- Work order
Scan the entries below. Return every line that includes "pali".
┄┄┄┄┄┄┄┄┄┄
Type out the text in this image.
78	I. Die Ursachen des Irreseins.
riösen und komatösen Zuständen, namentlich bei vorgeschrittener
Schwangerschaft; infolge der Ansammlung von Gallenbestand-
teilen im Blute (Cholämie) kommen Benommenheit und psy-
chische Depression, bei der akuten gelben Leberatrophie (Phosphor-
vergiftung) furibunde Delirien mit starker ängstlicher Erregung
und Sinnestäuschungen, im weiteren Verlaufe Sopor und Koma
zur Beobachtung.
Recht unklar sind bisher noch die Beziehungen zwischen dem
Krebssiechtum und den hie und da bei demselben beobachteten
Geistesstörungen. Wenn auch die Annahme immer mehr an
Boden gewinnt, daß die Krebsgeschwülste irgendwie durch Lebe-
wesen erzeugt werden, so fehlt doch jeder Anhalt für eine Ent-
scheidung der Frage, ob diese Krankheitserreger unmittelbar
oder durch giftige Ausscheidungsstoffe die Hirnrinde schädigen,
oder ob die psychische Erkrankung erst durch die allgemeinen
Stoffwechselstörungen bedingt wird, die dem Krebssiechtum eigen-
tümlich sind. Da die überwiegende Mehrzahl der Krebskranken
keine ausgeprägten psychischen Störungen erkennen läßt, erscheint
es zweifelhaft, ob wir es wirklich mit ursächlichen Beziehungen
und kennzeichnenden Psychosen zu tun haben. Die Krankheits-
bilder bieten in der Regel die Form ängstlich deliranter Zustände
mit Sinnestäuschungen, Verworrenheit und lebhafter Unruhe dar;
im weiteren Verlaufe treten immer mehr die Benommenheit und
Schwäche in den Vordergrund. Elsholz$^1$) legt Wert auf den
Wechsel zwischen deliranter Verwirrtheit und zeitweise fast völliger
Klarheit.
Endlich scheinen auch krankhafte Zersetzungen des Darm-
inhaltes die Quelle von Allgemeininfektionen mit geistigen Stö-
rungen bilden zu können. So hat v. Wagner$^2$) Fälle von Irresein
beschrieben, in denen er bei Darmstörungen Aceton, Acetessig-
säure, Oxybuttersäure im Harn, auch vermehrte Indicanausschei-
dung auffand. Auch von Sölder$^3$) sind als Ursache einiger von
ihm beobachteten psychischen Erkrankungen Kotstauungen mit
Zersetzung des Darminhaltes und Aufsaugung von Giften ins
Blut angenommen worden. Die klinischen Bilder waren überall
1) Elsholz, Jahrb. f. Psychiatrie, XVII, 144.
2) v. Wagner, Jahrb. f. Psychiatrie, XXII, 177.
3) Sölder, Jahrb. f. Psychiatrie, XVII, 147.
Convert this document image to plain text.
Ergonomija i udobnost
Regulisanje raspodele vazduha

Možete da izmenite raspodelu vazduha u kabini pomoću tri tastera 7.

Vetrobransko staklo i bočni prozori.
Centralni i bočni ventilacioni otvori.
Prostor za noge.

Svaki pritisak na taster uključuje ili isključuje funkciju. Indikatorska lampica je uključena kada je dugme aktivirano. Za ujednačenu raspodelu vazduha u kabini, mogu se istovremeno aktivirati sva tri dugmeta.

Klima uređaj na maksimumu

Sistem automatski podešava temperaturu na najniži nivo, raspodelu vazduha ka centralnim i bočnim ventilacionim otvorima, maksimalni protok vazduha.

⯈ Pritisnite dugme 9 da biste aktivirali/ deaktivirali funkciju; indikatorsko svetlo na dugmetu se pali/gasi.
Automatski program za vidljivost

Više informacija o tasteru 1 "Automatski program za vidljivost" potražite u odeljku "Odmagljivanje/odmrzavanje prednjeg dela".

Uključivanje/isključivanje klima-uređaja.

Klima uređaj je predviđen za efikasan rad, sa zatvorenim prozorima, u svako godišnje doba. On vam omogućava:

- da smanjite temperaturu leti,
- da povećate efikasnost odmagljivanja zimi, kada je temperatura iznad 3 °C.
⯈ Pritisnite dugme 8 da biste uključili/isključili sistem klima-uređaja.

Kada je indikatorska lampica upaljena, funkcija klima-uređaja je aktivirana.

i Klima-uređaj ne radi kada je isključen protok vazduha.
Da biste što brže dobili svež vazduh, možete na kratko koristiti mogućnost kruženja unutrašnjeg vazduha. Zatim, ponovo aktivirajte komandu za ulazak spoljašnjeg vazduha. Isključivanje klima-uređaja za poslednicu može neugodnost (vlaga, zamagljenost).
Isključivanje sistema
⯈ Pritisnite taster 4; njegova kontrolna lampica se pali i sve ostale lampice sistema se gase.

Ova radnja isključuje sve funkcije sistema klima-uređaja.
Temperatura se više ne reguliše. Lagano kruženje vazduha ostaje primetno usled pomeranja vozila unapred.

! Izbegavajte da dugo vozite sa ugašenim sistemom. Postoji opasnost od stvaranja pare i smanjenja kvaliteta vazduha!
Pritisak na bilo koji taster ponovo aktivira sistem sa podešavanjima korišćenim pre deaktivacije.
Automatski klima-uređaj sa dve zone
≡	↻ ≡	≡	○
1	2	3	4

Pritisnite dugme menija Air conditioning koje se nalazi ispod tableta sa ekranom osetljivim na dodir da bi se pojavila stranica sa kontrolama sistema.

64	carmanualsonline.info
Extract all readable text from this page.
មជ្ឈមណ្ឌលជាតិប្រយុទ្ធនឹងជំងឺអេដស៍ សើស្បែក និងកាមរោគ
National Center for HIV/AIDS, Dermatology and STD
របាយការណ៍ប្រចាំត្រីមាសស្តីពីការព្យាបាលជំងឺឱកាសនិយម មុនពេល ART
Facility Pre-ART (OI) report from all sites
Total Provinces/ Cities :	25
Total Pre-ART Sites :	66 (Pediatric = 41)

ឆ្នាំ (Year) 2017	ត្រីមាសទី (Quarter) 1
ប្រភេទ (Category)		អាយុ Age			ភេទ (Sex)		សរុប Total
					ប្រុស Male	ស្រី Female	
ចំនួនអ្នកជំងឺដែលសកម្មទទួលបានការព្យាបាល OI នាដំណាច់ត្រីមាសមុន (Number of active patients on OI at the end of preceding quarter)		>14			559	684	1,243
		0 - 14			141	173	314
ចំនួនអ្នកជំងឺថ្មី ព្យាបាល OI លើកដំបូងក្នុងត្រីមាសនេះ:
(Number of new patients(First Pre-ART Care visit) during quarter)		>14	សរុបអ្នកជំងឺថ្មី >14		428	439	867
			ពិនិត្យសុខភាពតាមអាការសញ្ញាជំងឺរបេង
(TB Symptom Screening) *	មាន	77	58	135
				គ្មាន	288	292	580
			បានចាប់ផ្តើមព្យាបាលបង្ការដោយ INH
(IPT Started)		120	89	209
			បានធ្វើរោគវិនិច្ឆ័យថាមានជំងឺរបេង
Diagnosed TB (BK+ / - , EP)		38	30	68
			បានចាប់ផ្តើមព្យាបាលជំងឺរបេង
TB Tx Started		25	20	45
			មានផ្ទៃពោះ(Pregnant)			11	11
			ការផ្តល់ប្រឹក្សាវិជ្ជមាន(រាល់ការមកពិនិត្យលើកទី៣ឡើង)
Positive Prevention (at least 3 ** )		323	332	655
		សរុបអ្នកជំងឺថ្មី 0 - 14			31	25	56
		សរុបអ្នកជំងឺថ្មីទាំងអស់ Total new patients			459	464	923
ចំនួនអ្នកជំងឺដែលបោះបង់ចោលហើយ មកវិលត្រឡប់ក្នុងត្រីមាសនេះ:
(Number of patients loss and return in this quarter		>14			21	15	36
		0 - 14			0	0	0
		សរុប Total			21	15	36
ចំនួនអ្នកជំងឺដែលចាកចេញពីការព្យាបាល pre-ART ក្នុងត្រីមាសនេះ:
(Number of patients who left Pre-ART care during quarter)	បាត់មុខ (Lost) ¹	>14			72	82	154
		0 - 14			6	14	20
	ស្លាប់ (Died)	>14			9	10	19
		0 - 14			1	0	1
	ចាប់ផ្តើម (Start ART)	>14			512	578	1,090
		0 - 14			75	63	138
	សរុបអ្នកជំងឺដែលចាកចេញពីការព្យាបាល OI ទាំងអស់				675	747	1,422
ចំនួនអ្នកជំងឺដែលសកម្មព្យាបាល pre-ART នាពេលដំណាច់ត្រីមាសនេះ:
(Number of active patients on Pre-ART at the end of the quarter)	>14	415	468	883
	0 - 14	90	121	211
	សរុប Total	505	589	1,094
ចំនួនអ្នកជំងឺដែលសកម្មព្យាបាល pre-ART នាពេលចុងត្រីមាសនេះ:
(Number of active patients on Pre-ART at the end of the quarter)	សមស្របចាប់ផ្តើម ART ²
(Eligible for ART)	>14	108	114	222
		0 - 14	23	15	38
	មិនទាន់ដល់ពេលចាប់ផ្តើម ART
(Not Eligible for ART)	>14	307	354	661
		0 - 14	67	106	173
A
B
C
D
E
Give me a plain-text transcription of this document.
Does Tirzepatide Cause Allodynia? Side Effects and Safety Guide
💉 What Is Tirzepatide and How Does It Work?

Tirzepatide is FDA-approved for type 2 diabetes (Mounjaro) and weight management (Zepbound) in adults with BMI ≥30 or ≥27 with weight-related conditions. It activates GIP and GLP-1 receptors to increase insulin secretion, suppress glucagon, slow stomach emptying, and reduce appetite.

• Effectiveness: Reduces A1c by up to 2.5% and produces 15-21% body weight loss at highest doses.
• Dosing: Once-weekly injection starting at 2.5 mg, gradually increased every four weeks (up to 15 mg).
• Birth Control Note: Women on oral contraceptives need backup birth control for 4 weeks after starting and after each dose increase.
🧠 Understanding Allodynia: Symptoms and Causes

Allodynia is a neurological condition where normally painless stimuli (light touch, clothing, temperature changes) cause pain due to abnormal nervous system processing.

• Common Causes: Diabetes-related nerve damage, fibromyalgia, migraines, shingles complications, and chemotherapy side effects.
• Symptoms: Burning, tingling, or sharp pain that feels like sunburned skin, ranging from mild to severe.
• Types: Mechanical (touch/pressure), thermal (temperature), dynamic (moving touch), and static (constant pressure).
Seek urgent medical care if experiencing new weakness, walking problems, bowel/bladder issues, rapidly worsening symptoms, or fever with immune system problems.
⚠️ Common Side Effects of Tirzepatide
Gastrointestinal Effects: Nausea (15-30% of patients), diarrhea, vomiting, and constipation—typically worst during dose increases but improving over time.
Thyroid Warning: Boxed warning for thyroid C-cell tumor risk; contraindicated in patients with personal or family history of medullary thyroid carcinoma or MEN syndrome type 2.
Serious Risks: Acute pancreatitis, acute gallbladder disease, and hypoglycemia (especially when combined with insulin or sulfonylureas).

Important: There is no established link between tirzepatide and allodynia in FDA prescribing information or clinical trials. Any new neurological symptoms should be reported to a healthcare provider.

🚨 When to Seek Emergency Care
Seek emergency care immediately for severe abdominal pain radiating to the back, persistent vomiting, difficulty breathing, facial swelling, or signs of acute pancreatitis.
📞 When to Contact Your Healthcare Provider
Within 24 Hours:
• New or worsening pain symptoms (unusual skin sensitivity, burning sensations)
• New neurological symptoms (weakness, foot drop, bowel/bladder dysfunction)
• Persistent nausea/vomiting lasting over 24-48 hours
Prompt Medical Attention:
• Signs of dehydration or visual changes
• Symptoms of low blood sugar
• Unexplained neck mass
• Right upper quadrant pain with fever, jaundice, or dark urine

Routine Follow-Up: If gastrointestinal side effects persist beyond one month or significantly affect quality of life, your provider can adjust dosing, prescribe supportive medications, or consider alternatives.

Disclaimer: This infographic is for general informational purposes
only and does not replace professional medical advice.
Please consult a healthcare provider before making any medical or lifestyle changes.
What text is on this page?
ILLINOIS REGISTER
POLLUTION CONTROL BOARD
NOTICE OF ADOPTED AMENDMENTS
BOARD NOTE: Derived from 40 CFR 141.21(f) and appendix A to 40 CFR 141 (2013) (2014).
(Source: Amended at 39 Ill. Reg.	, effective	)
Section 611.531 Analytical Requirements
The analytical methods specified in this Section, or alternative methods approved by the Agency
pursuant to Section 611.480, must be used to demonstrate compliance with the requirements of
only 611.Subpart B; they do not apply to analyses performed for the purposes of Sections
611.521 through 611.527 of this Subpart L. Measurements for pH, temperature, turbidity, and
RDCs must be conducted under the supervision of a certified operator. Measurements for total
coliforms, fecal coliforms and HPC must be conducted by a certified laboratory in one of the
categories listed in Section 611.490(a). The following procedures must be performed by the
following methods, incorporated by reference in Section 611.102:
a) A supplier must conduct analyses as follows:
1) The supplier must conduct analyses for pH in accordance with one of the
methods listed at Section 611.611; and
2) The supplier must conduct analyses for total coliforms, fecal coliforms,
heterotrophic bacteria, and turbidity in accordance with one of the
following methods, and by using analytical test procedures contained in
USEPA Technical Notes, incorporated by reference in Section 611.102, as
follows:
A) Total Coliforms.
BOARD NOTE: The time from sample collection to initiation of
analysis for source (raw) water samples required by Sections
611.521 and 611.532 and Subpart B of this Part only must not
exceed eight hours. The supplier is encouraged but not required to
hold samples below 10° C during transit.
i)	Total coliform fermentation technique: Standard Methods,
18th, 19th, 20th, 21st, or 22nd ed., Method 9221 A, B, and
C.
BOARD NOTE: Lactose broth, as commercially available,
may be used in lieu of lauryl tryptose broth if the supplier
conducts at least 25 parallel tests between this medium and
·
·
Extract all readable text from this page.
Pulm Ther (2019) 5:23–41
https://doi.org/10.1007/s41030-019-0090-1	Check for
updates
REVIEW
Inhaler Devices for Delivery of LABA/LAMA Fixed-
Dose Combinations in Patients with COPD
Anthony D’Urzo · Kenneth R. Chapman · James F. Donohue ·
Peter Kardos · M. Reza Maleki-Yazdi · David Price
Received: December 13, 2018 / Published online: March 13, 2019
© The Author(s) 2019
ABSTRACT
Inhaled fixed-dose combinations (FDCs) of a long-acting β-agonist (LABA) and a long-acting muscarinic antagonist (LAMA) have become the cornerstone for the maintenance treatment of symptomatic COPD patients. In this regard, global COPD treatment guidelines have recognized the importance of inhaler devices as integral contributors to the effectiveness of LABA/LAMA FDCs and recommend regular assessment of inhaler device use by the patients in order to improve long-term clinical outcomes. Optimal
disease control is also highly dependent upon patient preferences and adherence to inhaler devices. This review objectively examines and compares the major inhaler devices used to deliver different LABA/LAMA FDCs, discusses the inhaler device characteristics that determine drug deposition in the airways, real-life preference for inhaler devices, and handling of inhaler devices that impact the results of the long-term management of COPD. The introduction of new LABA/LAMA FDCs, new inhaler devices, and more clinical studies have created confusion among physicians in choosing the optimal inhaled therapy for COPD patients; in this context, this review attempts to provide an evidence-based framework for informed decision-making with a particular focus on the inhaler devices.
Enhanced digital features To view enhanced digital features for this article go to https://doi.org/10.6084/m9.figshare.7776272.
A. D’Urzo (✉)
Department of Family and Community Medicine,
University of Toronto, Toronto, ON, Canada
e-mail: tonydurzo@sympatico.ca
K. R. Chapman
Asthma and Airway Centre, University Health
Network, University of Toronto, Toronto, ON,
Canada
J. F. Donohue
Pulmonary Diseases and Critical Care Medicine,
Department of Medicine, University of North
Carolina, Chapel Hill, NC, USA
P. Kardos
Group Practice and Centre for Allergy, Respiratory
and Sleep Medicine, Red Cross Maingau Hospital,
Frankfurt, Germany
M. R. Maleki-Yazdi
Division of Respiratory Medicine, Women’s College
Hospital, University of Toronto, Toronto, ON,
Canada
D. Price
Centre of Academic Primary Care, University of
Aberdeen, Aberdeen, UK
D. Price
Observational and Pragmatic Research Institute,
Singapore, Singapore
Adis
┄┄┄┄┄┄┄┄┄┄
- Response below
⯈ Pritisnite dugme 9 da biste aktivirali/ deaktivirali funkciju; indikatorsko svetlo na dugmetu se pali/gasi.
⯈ Pritisnite taster 4; njegova kontrolna lampica se pali i sve ostale lampice sistema se gase.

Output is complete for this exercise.